Given exercise 1 ->
Reproduce the rows without any change, from the first row through the line containing "notification-count-badge: 0 (933, 15, 952, 34)".

*** Text shown

In re Estate of Easterday
209 A.3d 331
| Pa. | 2019Background
- Michael J. Easterday (Decedent) and Colleen A. Easterday married in 2004; Decedent named Colleen beneficiary of a $250,000 life insurance policy and his pension. They separated in 2013 and executed a Property Settlement Agreement (PSA) in December 2013; the PSA waived each spouse’s interest in the other’s pensions/retirement.
- Colleen filed for no-fault divorce under 23 Pa.C.S. § 3301(c) in August 2013; affidavits of consent are required for a mutual-consent divorce and Rule 1920.42(b)(2) requires each affidavit be filed within 30 days of execution to be valid for entry of decree.
- Decedent signed an affidavit on November 30, 2013; Colleen delayed filing and the prothonotary rejected Decedent’s affidavit as untimely when submitted in January 2014. Decedent never executed a second affidavit and died September 21, 2014; Colleen withdrew the divorce three days later.
- The Estate (Decedent’s son/executor) petitioned to recover life-insurance proceeds and pension funds: it argued § 6111.2 (PEF Code) voids a spouse beneficiary if the decedent died during divorce proceedings after grounds were established, and that the PSA waived Colleen’s pension rights.
- Orphans’ court awarded life-insurance proceeds to Colleen (because § 6111.2 did not apply) but awarded pension benefits to the Estate (enforcing the PSA waiver). Both parties appealed; the Superior Court affirmed both holdings; the Supreme Court affirmed.

******
*** Task material

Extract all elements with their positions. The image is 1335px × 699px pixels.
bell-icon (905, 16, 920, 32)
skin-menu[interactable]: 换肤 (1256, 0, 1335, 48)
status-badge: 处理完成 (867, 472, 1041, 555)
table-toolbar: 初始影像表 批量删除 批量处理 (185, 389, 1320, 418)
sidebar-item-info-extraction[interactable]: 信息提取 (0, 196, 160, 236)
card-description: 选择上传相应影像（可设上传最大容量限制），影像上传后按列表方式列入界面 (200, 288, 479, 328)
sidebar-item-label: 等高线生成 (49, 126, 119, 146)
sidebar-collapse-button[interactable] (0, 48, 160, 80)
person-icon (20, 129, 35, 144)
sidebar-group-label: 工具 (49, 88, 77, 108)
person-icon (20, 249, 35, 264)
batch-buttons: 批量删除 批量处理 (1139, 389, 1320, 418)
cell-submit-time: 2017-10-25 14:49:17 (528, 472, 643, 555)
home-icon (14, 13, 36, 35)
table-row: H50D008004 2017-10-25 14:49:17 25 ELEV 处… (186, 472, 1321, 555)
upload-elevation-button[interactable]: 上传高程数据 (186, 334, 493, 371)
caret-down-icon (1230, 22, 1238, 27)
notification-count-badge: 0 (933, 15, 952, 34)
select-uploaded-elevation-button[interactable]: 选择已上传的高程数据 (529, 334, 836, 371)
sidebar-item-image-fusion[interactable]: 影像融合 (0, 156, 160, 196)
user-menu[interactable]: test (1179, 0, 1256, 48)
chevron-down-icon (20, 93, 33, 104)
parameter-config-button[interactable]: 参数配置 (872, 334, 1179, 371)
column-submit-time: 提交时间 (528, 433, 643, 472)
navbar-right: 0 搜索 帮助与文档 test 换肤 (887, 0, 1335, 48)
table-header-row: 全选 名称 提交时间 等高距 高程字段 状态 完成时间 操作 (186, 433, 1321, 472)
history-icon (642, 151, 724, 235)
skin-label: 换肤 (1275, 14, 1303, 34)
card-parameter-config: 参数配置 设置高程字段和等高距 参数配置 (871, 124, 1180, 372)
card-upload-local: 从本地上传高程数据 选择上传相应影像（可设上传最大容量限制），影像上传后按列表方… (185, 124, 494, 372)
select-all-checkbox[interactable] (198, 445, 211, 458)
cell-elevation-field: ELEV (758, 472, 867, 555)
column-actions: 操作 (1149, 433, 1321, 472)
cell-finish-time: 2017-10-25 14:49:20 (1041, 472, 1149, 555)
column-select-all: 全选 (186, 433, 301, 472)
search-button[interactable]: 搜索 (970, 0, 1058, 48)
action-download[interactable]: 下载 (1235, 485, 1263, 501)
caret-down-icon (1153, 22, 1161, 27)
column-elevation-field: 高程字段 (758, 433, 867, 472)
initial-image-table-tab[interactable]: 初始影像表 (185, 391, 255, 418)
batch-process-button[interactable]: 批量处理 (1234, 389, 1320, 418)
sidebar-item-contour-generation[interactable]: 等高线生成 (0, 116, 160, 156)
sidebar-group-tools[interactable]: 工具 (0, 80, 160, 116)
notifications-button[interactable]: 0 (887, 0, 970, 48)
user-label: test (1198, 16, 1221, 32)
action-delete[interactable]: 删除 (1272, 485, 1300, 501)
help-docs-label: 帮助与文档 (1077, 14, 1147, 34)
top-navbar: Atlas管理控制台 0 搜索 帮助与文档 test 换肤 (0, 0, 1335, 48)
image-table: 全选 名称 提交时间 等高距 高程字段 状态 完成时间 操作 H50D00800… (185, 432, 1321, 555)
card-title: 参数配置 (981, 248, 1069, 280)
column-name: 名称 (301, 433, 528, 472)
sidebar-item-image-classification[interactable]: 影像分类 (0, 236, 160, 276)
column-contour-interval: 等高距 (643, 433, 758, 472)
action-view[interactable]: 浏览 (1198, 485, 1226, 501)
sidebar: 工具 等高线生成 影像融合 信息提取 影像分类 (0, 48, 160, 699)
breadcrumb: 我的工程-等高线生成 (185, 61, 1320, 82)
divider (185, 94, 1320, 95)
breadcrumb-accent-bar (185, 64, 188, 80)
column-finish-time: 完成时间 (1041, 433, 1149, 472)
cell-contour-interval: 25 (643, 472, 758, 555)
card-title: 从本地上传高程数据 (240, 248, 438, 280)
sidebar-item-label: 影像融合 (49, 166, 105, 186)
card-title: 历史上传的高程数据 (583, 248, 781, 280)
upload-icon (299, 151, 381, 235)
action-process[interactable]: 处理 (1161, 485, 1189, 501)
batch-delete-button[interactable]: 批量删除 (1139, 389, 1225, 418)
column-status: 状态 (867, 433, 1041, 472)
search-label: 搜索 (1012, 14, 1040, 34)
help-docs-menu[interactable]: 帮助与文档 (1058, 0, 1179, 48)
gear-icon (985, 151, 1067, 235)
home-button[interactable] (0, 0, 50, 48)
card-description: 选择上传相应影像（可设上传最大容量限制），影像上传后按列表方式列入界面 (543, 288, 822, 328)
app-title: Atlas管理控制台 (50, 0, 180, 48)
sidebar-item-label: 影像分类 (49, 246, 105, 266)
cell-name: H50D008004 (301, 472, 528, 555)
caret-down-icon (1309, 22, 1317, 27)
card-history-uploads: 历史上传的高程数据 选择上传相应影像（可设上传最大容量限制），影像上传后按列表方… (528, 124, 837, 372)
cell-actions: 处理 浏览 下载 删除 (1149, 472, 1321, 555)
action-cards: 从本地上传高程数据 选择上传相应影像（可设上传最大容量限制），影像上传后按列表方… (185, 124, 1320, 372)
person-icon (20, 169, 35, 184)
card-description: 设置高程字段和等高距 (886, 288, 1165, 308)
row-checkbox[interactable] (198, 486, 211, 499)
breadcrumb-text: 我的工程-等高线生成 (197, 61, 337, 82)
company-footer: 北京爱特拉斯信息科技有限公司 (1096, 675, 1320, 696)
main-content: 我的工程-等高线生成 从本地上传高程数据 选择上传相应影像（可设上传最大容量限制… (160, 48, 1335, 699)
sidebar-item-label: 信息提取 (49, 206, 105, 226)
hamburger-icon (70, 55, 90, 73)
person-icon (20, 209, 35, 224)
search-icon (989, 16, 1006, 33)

******

Given exercise 2 ->
Using the case summary, answer these:
(a) In what year did Michael J. Easterday and Colleen A. Easterday marry?
(b) On what date did the Decedent die?
(c) Which benefits did the orphans' court award to the Estate?

Exercise answer 1 ->
Extract all elements with their positions. The image is 1335px × 699px pixels.
bell-icon (905, 16, 920, 32)
skin-menu[interactable]: 换肤 (1256, 0, 1335, 48)
status-badge: 处理完成 (867, 472, 1041, 555)
table-toolbar: 初始影像表 批量删除 批量处理 (185, 389, 1320, 418)
sidebar-item-info-extraction[interactable]: 信息提取 (0, 196, 160, 236)
card-description: 选择上传相应影像（可设上传最大容量限制），影像上传后按列表方式列入界面 (200, 288, 479, 328)
sidebar-item-label: 等高线生成 (49, 126, 119, 146)
sidebar-collapse-button[interactable] (0, 48, 160, 80)
person-icon (20, 129, 35, 144)
sidebar-group-label: 工具 (49, 88, 77, 108)
person-icon (20, 249, 35, 264)
batch-buttons: 批量删除 批量处理 (1139, 389, 1320, 418)
cell-submit-time: 2017-10-25 14:49:17 (528, 472, 643, 555)
home-icon (14, 13, 36, 35)
table-row: H50D008004 2017-10-25 14:49:17 25 ELEV 处… (186, 472, 1321, 555)
upload-elevation-button[interactable]: 上传高程数据 (186, 334, 493, 371)
caret-down-icon (1230, 22, 1238, 27)
notification-count-badge: 0 (933, 15, 952, 34)

Exercise answer 2 ->
(a) 2004
(b) September 21, 2014
(c) The pension benefits